→ TASK DESCRIPTION: Gather all lines with "series" from the records.
====
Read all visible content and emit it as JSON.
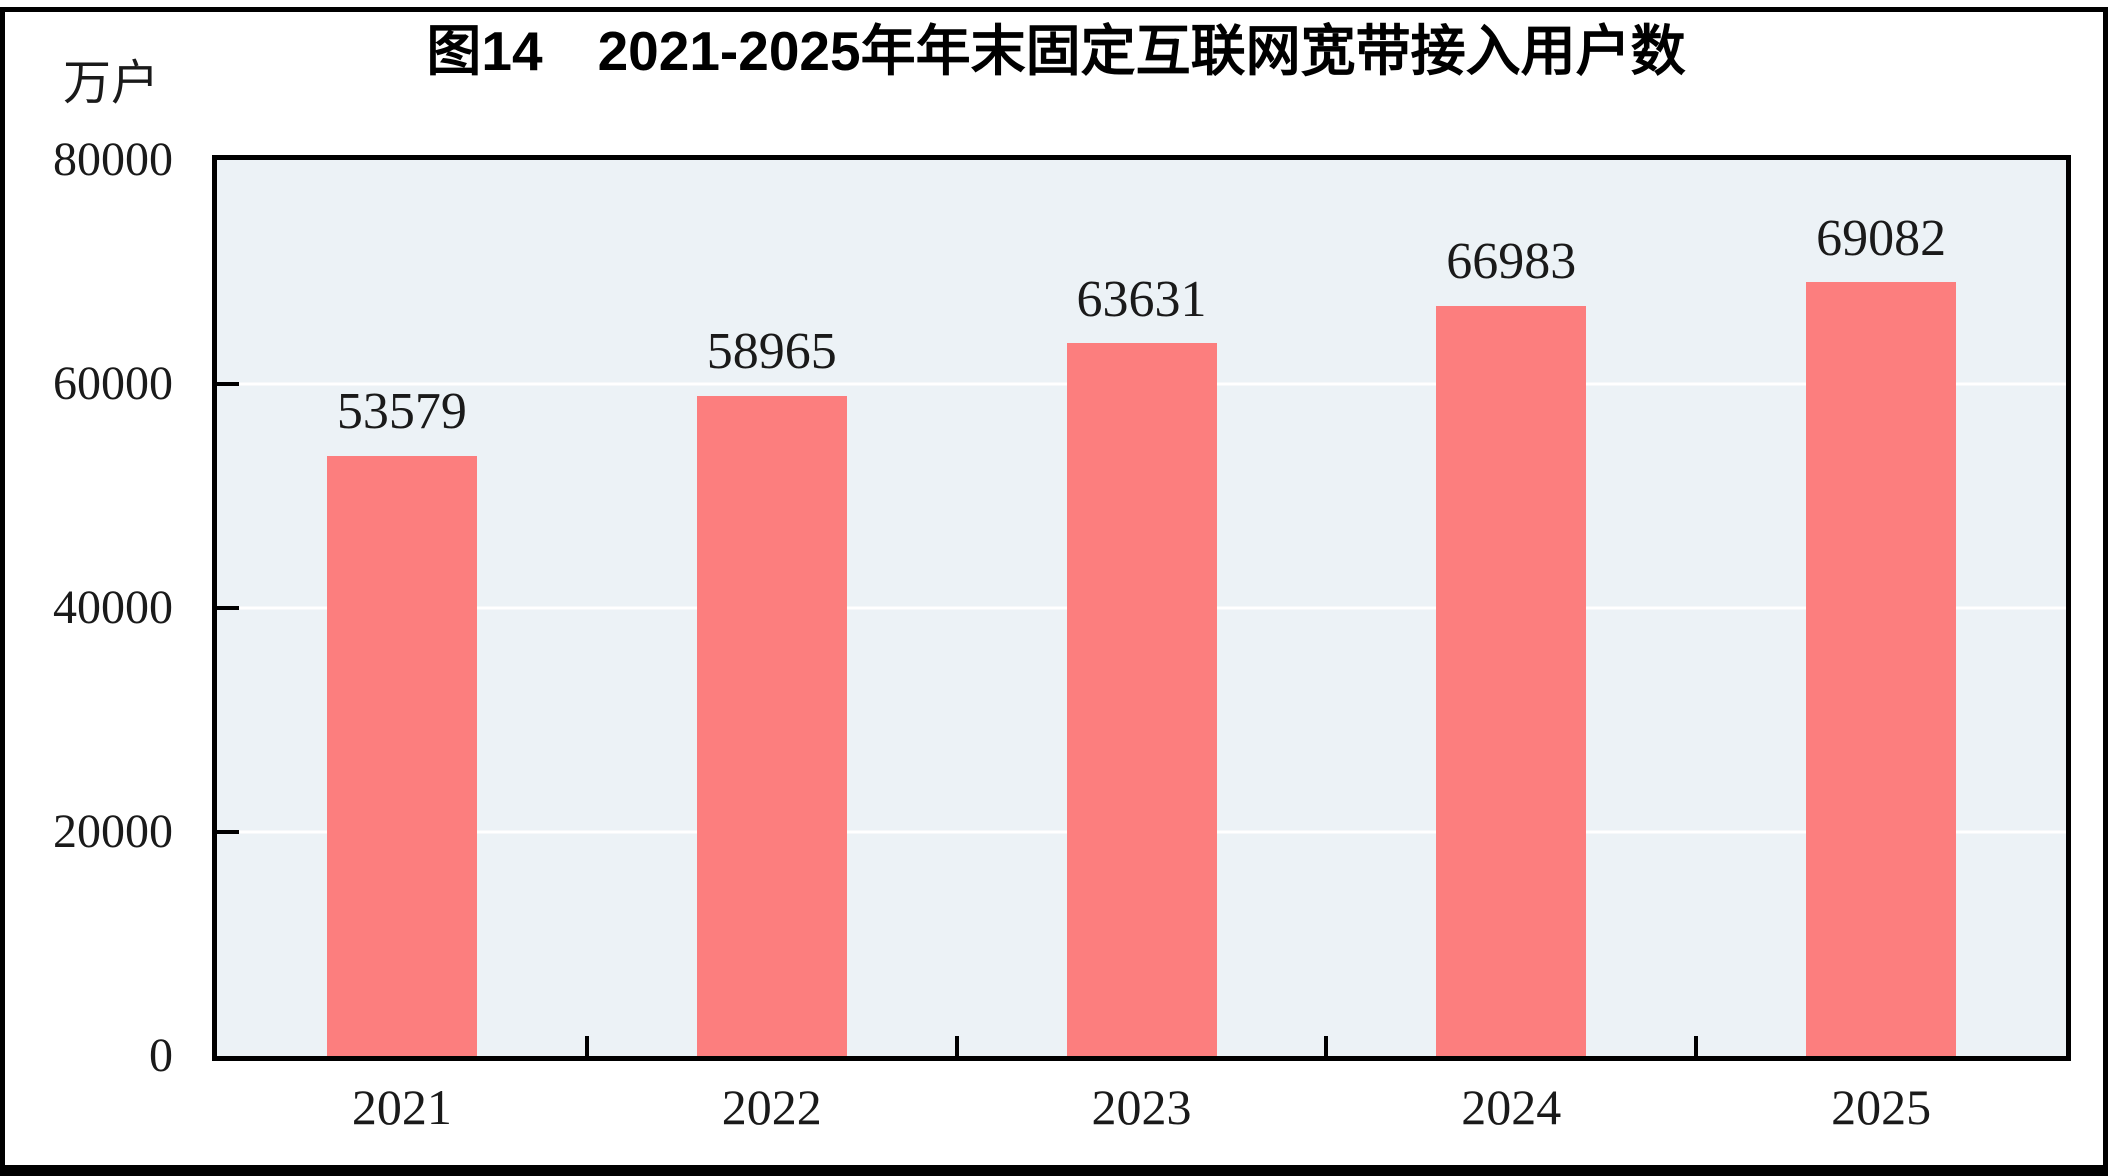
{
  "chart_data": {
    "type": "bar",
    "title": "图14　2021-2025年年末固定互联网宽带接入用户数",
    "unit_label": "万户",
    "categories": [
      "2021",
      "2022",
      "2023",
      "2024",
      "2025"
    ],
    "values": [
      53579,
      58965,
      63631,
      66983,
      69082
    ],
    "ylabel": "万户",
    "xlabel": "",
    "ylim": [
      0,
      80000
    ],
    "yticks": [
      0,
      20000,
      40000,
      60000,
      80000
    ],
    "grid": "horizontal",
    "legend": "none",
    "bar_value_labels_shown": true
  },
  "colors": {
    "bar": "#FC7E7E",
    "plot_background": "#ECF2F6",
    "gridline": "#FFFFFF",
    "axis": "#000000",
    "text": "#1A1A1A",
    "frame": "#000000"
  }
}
====
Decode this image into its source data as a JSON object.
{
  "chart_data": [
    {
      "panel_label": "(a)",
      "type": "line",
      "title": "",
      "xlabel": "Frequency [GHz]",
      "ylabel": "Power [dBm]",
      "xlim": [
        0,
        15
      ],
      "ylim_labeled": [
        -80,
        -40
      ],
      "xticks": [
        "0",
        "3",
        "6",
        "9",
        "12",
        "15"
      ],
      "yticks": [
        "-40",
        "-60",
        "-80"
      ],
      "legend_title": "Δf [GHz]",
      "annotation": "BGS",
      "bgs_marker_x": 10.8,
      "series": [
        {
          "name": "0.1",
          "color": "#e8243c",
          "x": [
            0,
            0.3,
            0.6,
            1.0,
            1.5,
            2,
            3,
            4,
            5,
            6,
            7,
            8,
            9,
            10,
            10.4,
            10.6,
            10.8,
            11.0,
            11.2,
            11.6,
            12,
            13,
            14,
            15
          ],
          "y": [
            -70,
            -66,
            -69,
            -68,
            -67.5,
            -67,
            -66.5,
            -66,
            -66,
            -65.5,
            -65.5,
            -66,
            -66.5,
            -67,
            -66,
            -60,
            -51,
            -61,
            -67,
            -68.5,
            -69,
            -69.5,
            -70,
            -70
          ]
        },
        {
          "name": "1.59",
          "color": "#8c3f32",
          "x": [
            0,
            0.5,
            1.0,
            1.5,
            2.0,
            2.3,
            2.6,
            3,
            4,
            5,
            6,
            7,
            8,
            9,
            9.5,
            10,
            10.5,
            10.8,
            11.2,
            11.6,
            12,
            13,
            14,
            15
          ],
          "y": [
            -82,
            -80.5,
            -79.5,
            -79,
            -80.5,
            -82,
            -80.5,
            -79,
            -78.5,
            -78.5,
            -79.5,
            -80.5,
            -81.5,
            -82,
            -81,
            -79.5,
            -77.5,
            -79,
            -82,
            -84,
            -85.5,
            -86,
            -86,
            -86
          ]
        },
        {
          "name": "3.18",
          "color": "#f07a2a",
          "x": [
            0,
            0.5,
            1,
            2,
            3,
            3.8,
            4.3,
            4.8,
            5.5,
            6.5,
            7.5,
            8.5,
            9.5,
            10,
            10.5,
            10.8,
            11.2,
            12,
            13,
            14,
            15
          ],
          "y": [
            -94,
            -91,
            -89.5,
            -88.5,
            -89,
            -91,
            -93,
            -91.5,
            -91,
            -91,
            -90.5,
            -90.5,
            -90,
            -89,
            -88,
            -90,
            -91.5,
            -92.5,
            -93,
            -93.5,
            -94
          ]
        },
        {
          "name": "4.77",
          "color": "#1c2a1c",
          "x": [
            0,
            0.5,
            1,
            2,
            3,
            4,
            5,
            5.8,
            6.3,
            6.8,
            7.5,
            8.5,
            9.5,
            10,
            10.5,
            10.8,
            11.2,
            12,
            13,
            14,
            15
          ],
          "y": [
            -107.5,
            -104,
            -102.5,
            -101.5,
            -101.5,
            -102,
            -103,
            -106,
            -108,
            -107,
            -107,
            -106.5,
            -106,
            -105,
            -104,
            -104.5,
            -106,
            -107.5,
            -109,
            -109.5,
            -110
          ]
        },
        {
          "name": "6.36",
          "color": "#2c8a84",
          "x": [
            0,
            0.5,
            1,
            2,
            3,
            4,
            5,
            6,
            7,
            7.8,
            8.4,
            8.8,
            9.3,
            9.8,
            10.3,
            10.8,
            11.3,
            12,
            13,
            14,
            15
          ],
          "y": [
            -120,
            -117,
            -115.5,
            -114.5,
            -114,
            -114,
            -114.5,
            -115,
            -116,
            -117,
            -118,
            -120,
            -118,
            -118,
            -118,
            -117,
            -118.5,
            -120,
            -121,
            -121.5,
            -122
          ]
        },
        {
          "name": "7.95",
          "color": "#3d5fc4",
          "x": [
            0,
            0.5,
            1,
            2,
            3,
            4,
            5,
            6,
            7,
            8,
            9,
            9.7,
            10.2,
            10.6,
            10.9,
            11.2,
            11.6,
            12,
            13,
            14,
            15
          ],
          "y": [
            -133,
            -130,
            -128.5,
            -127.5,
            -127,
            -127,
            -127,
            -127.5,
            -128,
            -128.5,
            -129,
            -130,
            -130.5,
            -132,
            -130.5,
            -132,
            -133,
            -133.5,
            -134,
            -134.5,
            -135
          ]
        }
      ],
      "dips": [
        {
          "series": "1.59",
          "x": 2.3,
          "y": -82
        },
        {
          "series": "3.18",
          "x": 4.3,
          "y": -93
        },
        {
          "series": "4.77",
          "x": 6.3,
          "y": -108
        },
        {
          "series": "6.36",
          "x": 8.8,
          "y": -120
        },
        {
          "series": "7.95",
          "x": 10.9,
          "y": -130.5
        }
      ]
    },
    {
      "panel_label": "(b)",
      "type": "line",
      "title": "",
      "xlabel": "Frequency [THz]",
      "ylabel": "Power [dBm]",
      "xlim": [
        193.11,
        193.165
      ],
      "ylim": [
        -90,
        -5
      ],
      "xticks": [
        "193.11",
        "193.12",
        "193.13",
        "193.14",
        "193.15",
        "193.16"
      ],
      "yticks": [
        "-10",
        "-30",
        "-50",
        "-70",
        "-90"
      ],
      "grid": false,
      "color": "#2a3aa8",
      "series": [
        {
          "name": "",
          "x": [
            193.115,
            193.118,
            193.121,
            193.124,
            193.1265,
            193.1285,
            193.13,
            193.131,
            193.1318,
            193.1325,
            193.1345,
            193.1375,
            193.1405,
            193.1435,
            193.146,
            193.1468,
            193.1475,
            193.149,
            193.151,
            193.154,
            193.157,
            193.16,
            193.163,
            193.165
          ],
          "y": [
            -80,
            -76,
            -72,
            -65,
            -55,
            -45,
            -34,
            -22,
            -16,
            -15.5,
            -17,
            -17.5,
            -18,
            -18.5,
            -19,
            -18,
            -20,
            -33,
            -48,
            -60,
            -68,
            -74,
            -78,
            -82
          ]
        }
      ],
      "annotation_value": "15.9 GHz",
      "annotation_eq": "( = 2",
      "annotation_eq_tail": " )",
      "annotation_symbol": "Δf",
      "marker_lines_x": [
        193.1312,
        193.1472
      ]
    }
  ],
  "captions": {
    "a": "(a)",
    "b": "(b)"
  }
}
====
→ TASK RESULT:
      "series": [
          "series": "1.59",
          "series": "3.18",
          "series": "4.77",
          "series": "6.36",
          "series": "7.95",
      "series": [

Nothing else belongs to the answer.